TASK DESCRIPTION: Set down each line of the material that follows, exactly, with no pictures.

Dataset entries on figures:

==================================================

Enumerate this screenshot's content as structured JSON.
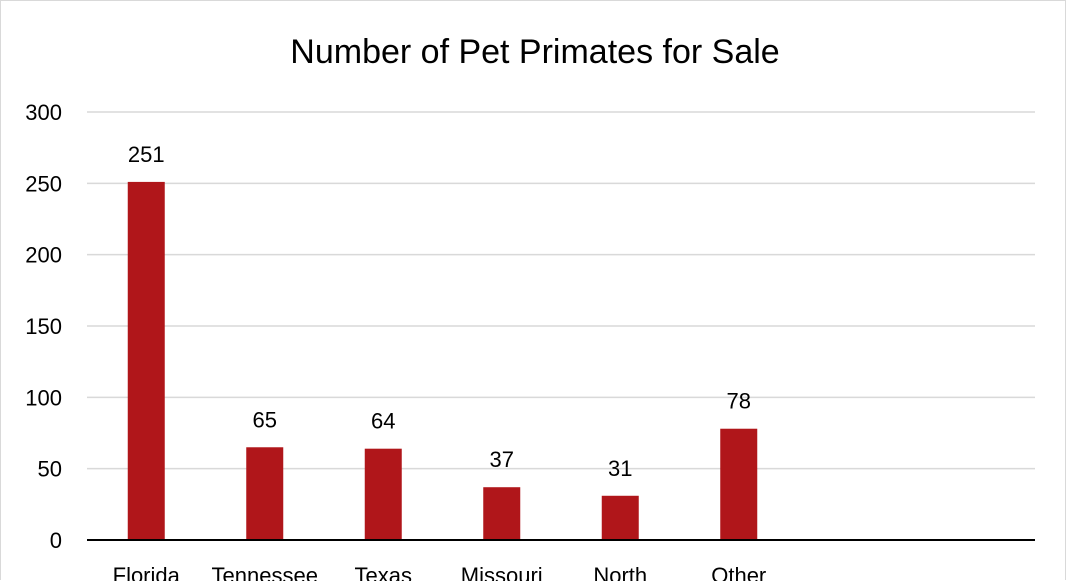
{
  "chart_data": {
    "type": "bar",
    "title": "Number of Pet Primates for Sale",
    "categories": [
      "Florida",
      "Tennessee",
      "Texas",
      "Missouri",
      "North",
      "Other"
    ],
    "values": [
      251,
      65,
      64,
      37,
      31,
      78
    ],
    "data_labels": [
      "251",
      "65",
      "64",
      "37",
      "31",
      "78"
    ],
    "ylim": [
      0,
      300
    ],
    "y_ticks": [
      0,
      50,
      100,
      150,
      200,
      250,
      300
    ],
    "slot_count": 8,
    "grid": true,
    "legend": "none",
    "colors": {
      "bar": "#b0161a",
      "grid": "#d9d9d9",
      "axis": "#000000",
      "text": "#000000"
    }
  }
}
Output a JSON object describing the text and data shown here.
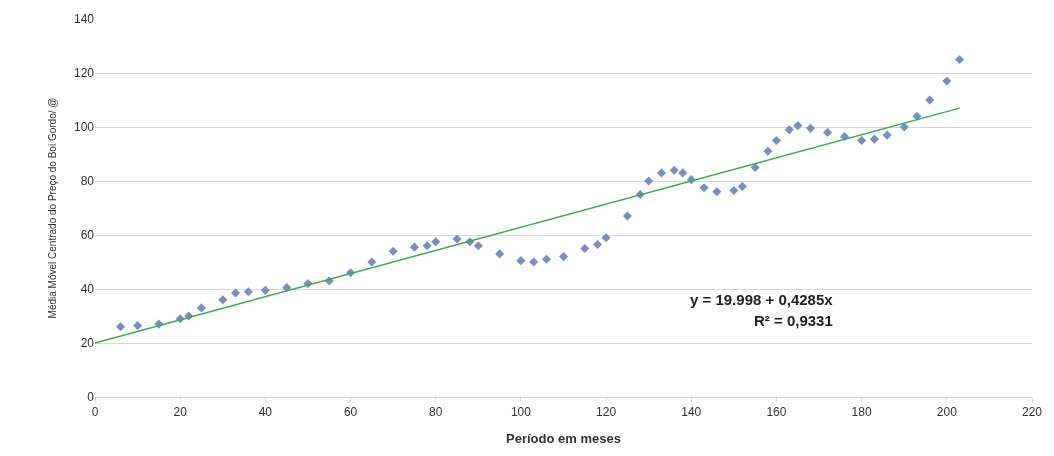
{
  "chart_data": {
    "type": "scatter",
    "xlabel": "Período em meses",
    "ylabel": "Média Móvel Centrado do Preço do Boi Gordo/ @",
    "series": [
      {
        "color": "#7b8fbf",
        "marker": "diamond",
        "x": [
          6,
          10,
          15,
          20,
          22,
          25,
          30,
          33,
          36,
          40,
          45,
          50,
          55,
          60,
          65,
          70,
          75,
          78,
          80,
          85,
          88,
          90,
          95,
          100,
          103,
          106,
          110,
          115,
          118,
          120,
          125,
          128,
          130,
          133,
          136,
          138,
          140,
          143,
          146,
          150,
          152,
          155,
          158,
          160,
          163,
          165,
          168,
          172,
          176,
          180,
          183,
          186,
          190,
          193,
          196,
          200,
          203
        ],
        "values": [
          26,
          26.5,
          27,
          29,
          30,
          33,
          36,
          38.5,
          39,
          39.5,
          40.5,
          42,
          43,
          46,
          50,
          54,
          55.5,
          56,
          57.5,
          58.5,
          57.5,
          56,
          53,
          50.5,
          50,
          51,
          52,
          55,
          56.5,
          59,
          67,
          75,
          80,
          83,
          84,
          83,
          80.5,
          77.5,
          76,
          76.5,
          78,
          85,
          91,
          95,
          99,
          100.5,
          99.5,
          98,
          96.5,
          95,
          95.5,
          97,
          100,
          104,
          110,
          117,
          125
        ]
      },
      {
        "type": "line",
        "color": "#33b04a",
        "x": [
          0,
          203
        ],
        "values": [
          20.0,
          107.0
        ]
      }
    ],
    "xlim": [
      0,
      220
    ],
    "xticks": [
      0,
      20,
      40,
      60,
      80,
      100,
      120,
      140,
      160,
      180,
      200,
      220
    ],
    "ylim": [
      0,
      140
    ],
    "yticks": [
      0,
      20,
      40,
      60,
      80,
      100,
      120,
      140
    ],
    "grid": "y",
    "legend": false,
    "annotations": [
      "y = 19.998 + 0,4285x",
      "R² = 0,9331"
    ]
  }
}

==================================================

TASK SOLUTION:
Enumerate this screenshot's content as structured JSON.
{
  "chart_data": {
    "type": "bar",
    "title": "Number of Pet Primates for Sale",
    "categories": [
      "Florida",
      "Tennessee",
      "Texas",
      "Missouri",
      "North",
      "Other"
    ],
    "values": [
      251,
      65,
      64,
      37,
      31,
      78
    ],
    "data_labels": [
      "251",
      "65",
      "64",
      "37",
      "31",
      "78"
    ],
    "ylim": [
      0,
      300
    ],
    "y_ticks": [
      0,
      50,
      100,
      150,
      200,
      250,
      300
    ],
    "slot_count": 8,
    "grid": true,
    "legend": "none",
    "colors": {
      "bar": "#b0161a",
      "grid": "#d9d9d9",
      "axis": "#000000",
      "text": "#000000"
    }
  }
}
Output a JSON object describing the text and data shown here.
{
  "chart_data": {
    "type": "scatter",
    "xlabel": "Período em meses",
    "ylabel": "Média Móvel Centrado do Preço do Boi Gordo/ @",
    "series": [
      {
        "color": "#7b8fbf",
        "marker": "diamond",
        "x": [
          6,
          10,
          15,
          20,
          22,
          25,
          30,
          33,
          36,
          40,
          45,
          50,
          55,
          60,
          65,
          70,
          75,
          78,
          80,
          85,
          88,
          90,
          95,
          100,
          103,
          106,
          110,
          115,
          118,
          120,
          125,
          128,
          130,
          133,
          136,
          138,
          140,
          143,
          146,
          150,
          152,
          155,
          158,
          160,
          163,
          165,
          168,
          172,
          176,
          180,
          183,
          186,
          190,
          193,
          196,
          200,
          203
        ],
        "values": [
          26,
          26.5,
          27,
          29,
          30,
          33,
          36,
          38.5,
          39,
          39.5,
          40.5,
          42,
          43,
          46,
          50,
          54,
          55.5,
          56,
          57.5,
          58.5,
          57.5,
          56,
          53,
          50.5,
          50,
          51,
          52,
          55,
          56.5,
          59,
          67,
          75,
          80,
          83,
          84,
          83,
          80.5,
          77.5,
          76,
          76.5,
          78,
          85,
          91,
          95,
          99,
          100.5,
          99.5,
          98,
          96.5,
          95,
          95.5,
          97,
          100,
          104,
          110,
          117,
          125
        ]
      },
      {
        "type": "line",
        "color": "#33b04a",
        "x": [
          0,
          203
        ],
        "values": [
          20.0,
          107.0
        ]
      }
    ],
    "xlim": [
      0,
      220
    ],
    "xticks": [
      0,
      20,
      40,
      60,
      80,
      100,
      120,
      140,
      160,
      180,
      200,
      220
    ],
    "ylim": [
      0,
      140
    ],
    "yticks": [
      0,
      20,
      40,
      60,
      80,
      100,
      120,
      140
    ],
    "grid": "y",
    "legend": false,
    "annotations": [
      "y = 19.998 + 0,4285x",
      "R² = 0,9331"
    ]
  }
}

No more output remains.